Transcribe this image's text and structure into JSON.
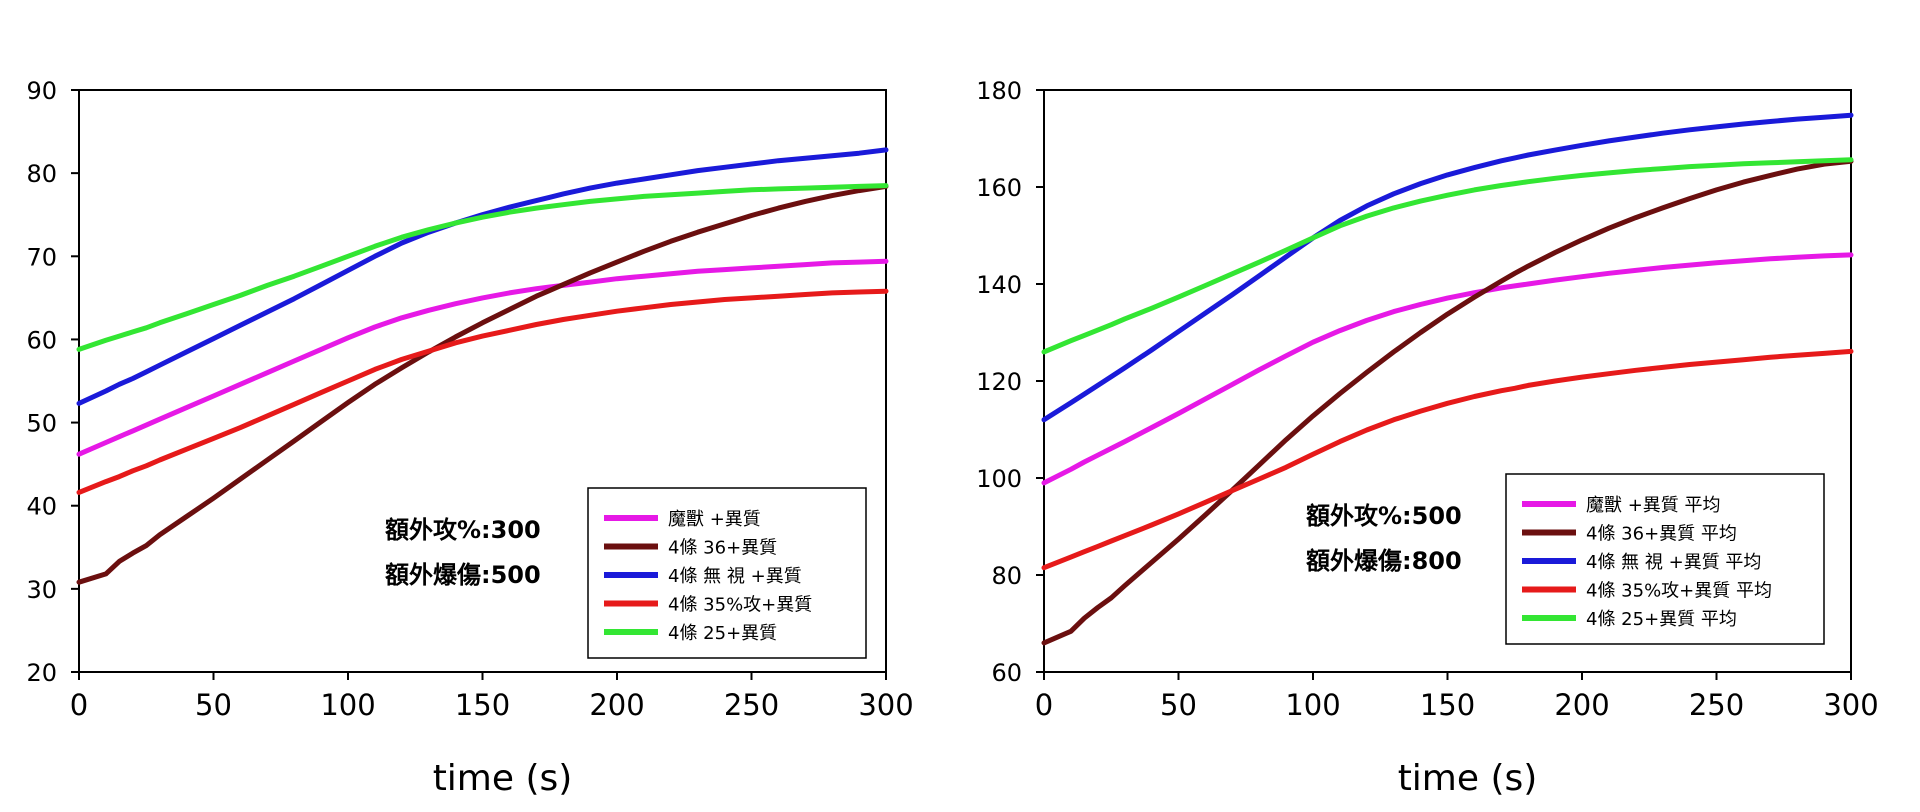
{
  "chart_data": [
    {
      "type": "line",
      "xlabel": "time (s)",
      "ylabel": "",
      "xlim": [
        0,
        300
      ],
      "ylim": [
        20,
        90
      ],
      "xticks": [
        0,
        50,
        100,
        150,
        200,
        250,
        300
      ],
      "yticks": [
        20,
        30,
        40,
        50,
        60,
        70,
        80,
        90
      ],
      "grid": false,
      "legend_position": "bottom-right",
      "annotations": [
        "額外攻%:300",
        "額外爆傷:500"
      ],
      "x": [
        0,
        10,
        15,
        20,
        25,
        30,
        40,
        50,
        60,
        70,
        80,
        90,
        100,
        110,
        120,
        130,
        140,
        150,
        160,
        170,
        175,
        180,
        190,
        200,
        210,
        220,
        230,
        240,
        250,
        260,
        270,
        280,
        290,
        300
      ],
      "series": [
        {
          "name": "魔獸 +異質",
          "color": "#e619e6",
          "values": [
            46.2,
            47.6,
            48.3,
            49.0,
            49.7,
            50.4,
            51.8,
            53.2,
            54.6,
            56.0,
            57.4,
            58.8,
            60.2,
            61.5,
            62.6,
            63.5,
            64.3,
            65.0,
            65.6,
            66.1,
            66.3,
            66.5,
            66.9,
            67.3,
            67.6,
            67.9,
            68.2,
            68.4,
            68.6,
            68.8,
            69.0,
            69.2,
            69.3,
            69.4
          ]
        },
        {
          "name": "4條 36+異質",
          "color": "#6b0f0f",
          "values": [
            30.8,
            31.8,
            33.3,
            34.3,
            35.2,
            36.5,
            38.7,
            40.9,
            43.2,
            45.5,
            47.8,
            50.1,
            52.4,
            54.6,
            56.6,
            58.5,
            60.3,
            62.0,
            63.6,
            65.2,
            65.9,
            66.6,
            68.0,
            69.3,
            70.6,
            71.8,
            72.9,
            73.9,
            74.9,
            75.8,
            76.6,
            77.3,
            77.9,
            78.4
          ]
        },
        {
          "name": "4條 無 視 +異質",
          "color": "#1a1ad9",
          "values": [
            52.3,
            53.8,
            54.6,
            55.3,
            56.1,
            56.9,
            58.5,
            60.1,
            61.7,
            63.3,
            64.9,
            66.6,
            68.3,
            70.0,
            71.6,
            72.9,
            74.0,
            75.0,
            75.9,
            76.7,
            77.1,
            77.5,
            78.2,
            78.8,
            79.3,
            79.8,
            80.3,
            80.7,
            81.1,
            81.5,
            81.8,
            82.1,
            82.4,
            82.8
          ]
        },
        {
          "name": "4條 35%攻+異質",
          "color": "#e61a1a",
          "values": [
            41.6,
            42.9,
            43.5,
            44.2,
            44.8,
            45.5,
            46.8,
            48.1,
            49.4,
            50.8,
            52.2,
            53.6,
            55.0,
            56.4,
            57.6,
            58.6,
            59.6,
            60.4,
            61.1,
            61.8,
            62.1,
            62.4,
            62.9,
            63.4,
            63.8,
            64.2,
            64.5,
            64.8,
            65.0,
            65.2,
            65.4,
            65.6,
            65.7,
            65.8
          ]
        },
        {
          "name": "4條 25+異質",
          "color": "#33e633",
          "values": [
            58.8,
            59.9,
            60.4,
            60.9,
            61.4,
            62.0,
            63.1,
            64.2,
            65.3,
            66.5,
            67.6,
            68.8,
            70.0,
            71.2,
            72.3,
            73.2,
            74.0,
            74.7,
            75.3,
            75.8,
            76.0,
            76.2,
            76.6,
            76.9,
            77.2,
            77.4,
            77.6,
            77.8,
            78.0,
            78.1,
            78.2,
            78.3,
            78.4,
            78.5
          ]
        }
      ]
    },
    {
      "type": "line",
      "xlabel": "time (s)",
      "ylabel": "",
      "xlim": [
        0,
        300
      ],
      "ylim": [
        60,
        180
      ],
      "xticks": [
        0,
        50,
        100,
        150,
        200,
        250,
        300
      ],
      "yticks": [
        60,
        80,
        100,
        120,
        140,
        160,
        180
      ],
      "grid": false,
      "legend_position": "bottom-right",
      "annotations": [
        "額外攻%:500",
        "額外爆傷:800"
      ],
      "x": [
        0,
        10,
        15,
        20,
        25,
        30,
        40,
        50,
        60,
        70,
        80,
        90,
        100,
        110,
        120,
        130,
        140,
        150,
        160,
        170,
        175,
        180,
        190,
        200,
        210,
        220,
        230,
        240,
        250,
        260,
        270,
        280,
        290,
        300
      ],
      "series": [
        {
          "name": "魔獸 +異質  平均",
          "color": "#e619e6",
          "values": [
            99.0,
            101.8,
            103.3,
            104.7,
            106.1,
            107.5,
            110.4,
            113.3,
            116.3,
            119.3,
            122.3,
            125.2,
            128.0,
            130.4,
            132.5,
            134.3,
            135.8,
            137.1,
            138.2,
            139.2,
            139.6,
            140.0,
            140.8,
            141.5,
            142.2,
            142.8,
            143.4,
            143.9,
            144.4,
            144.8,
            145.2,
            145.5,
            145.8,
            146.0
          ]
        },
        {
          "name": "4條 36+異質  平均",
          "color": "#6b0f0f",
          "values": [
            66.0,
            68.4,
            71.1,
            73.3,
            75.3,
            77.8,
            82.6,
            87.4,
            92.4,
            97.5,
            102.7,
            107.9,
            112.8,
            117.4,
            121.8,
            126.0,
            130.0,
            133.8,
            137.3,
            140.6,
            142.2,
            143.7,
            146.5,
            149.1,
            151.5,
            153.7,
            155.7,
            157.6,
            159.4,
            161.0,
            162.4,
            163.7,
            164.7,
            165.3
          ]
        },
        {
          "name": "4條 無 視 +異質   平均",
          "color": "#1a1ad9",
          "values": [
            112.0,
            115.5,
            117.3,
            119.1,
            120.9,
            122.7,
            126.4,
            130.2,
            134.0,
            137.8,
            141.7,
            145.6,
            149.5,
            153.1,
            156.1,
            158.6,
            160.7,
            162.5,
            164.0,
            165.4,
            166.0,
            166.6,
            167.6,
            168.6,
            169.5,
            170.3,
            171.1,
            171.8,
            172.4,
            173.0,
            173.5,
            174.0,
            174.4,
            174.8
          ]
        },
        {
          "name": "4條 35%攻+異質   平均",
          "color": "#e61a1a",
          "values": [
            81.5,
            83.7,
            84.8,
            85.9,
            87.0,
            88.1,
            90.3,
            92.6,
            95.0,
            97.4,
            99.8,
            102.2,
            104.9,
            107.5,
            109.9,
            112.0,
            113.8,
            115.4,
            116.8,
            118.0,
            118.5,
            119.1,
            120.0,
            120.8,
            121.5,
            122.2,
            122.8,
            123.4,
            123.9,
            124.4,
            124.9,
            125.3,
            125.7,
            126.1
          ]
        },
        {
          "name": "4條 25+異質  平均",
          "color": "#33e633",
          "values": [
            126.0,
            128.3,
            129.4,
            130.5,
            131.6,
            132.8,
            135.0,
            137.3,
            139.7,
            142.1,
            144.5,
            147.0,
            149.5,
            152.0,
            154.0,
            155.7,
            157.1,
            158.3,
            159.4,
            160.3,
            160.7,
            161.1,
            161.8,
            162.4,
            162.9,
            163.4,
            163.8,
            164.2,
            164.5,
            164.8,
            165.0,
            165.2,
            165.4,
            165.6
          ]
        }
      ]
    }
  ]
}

□ □ □ □ □ □ □

WHAT YOU WILL DO
Work out how many lines of the material above contain the word "name", then give only that figure.

THE REPLY
10